* Complete o seguinte:
1 - Segundo a reportagem sobre a investigação da PF, quem era o titular do 1º Comando de Policiamento Regional (CPR) na época?
2 - Dê continuidade à reportagem sobre a investigação da PF a partir da última frase apresentada.

* Texto de origem:
==========
O coronel integrava um grupo no WhatsApp chamado PRIORIDADE, no qual foram divulgadas informações sobre “risco das manifestações”, diferentemente do que alegou Paulo José à PF.
“Em uma das mensagens, o participante do grupo Cel Edvan afirma que duas pessoas foram encaminhadas à delegacia por estarem portando pau, estilingue e estoque. Logo em seguida, o integrante ‘Leitão’ pede para repassar a informação sobre a necessidade do uso de exoesqueleto e capacete para os policiais que estariam na Esplanada”, diz trecho do relatório.
Coordenação da segurança
A Polícia Federal teve acesso a diversos diálogos entre Paulo José e o coronel Marcelo Casimiro Vasconcelos Rodrigues, então titular do 1º Comando de Policiamento Regional (CPR). O apontamento é que, nos diálogos entre os dois, de 5 a 8 de janeiro, o tema principal foi as manifestações que ocorreriam naquele fim de semana: “Percebe-se que tanto Casimiro quanto Paulo José trabalhavam em conjunto na coordenação e no planejamento da segurança do evento”.
Segundo a PF, três dias antes da depredação, o coronel Paulo José encaminhou uma mensagem a Casimiro na qual dizia que “a orientação pro dia 7 e 8 é fazer uma desordem no Congresso Nacional”. A partir dessa conversa, do dia 5 de janeiro, a PF supôs que “Paulo José recebia frequentemente informações acerca dos riscos das manifestações que ocorreriam nestas datas”.
Casimiro respondeu com o seguinte comentário: “Acho que é muito barulho e pouca ação. Mas é bom ficar ligado”. A corporação apontou que ambos os coronéis, aparentemente, “subestimaram as intenções dos radicais”.
Informante
O coronel Paulo José revelou a Casimiro que tinha um “camarada” informante no acampamento em frente ao Quartel-General do Exército, onde extremistas se reuniram para protestar contra a vitória de Luiz Inácio Lula da Silva nas urnas, em outubro de 2022, para a Presidência do Brasil.
==========
Dados de compreensão de documentos
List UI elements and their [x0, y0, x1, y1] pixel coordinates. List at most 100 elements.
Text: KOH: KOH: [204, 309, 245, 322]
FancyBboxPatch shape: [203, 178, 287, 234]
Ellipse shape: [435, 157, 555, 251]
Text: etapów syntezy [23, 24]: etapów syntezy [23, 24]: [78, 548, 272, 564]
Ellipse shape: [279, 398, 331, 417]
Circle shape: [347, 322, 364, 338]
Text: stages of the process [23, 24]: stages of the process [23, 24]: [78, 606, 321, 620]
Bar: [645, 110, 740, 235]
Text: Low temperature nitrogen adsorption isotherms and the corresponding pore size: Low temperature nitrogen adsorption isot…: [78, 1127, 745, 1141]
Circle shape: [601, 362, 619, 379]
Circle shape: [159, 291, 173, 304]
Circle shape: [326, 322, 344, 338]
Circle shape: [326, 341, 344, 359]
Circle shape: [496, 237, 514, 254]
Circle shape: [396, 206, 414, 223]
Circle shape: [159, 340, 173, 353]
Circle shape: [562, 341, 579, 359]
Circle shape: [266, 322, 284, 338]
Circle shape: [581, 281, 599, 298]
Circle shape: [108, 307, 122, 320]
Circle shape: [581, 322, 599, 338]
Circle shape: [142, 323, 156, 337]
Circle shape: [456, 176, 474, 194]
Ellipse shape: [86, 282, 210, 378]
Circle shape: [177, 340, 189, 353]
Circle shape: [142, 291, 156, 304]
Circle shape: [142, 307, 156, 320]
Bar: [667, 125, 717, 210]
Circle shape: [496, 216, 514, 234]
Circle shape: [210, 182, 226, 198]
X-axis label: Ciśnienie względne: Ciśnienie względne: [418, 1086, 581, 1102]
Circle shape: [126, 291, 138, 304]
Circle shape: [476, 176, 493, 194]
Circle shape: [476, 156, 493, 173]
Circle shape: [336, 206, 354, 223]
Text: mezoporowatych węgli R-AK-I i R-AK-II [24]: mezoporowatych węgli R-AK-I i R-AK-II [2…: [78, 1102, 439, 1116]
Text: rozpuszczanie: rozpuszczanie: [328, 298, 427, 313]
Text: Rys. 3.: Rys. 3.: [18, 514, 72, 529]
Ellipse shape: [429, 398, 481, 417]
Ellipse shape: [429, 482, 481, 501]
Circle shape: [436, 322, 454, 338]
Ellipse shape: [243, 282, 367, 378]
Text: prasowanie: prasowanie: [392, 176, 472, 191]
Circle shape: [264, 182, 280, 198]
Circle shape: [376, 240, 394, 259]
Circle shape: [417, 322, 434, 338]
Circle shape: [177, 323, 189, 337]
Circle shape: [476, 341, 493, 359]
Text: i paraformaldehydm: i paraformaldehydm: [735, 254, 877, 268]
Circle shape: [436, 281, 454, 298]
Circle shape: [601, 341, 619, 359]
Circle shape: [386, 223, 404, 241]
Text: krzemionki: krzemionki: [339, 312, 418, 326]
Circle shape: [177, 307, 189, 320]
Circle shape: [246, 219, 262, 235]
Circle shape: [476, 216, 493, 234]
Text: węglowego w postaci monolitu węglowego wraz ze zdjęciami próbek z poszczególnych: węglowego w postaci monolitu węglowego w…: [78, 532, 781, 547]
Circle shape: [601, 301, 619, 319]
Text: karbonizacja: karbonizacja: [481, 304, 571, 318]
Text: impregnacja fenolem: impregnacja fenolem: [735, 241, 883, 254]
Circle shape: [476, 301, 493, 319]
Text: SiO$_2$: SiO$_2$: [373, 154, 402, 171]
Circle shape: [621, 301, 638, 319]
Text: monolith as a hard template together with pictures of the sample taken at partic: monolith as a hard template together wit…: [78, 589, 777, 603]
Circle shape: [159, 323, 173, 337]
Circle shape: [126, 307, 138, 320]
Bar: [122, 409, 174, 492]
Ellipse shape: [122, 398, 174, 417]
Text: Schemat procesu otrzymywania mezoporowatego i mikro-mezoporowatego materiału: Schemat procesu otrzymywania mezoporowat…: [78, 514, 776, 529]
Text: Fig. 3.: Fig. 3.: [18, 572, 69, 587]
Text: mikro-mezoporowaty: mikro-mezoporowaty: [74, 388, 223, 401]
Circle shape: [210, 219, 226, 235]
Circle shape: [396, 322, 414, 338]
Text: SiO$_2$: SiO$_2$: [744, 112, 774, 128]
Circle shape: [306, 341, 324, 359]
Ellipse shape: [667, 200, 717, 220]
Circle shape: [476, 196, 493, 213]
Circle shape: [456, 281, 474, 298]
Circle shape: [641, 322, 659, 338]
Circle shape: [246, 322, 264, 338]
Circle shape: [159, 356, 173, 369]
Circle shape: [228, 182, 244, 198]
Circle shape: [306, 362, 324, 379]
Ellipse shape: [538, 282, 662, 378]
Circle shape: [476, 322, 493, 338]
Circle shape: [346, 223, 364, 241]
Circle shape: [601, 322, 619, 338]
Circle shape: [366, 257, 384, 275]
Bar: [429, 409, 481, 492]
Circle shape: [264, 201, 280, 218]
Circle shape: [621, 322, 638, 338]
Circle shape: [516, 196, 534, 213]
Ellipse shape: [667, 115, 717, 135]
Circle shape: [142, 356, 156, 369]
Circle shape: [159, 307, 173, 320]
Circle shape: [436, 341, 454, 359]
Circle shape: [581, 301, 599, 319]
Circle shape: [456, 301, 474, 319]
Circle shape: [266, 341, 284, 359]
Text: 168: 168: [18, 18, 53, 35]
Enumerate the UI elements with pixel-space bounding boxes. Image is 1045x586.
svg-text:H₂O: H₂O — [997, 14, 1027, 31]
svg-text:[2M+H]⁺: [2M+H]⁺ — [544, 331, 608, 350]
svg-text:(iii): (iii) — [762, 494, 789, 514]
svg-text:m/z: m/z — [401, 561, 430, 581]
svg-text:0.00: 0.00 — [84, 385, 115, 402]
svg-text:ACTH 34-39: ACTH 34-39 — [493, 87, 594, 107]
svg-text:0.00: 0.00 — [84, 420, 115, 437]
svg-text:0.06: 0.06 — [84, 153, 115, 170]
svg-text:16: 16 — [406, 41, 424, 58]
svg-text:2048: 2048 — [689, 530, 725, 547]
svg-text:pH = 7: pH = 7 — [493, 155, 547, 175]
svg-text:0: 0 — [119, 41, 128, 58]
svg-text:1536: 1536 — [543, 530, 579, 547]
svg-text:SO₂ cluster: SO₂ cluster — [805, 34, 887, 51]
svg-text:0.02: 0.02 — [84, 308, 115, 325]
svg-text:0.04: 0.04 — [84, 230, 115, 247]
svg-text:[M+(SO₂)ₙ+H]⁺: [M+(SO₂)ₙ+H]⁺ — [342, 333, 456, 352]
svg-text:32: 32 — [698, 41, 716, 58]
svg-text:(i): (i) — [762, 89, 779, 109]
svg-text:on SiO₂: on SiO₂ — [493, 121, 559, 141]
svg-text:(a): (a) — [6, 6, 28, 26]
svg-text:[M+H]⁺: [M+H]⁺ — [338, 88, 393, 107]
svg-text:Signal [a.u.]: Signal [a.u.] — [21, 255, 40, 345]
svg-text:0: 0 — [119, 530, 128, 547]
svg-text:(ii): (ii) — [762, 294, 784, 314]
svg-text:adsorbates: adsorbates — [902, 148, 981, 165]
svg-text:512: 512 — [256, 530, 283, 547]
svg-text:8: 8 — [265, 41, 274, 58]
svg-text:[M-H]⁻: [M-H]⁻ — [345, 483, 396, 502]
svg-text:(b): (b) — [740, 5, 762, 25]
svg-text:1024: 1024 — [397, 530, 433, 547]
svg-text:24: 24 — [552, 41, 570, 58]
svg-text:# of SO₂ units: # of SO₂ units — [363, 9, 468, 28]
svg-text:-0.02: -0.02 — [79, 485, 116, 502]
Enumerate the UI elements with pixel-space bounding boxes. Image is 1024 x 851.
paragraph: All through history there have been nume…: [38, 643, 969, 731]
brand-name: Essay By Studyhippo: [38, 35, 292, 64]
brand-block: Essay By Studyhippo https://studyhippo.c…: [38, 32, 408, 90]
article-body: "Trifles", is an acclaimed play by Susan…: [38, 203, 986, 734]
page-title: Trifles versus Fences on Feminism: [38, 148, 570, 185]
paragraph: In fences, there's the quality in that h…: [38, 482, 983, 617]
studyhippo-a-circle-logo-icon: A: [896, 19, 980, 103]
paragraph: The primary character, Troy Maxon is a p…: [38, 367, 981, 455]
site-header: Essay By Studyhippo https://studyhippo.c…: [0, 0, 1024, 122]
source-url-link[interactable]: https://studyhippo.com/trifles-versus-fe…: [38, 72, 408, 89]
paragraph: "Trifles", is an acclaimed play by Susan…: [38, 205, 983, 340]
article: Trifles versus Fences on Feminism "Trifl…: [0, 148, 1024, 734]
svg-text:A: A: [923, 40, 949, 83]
==========
* Respostas apresentadas:
1 - O coronel Marcelo Casimiro Vasconcelos Rodrigues.

2 -
Na véspera dos atos antidemocráticos, o coronel chefe do DOP encaminhou ao colega a mensagem que seria do informante, na qual ele alertou que os manifestantes “vieram preparados para a guerra”, “não vão ceder de forma alguma” e contou que ouviu muitas conversas referindo-se “até mesmo morte”. “As coisas tá (sic) mais séria do que muitos brasileiros estão imaginando.”
Interino
À época dos atos antidemocráticos, o coronel Paulo José era interino porque Jorge Eduardo Naime estava em “dispensa recompensa”. Preso desde 7 de fevereiro, sob suspeita de ter retardado a atuação da PMDF nos ataques às sedes dos Três Poderes, Naime chegou a ir à Esplanada dos Ministérios ao saber da depredação.
Em depoimento à Polícia Federal, Naime ressaltou que estava de folga, autorizada pelo então subcomandante-geral da corporação, coronel Klepter Rosa, atualmente comandante-geral da PMDF.
Nos relatos à PF, Naime afirmou ter feito requisição para gozar de “dispensa recompensa” em 3 de janeiro de 2023, após trabalhar nove fins de semana seguidos. O coronel e ex-comandante do Departamento de Operações assinalou que, após o sucesso da operação na posse do presidente Lula, em 1° de janeiro, combinou informalmente com Klepter que tiraria a dispensa.
“O processo no SEI da dispensa recompensa foi formalizado em 3 de janeiro e formalmente autorizado pelo coronel Klepter Rosa, em 5 de janeiro”, disse o coronel Naime em seu depoimento.
Naime alegou que a folga seria para cuidar da saúde, descansar e fazer exames. O ex-comandante informou não ter participado de qualquer reunião de organização dos atos de 8 de janeiro porque já estava gozando do período de descanso.
No entanto, segundo ele, em 8 de janeiro, estava em um restaurante com sua esposa e seus filhos, em Sobradinho, região localizada a 28 km do Congresso Nacional. Ao ver a situação na Esplanada se complicando, por volta das 15h40, foi para casa, vestiu a farda e se ofereceu para ajudar. Naime chegou à Praça dos Três Poderes por volta das 17h40.
O outro lado
A coluna não conseguiu contato com o coronel Paulo José nem com a defesa dele. O espaço permanece aberto para eventuais manifestações.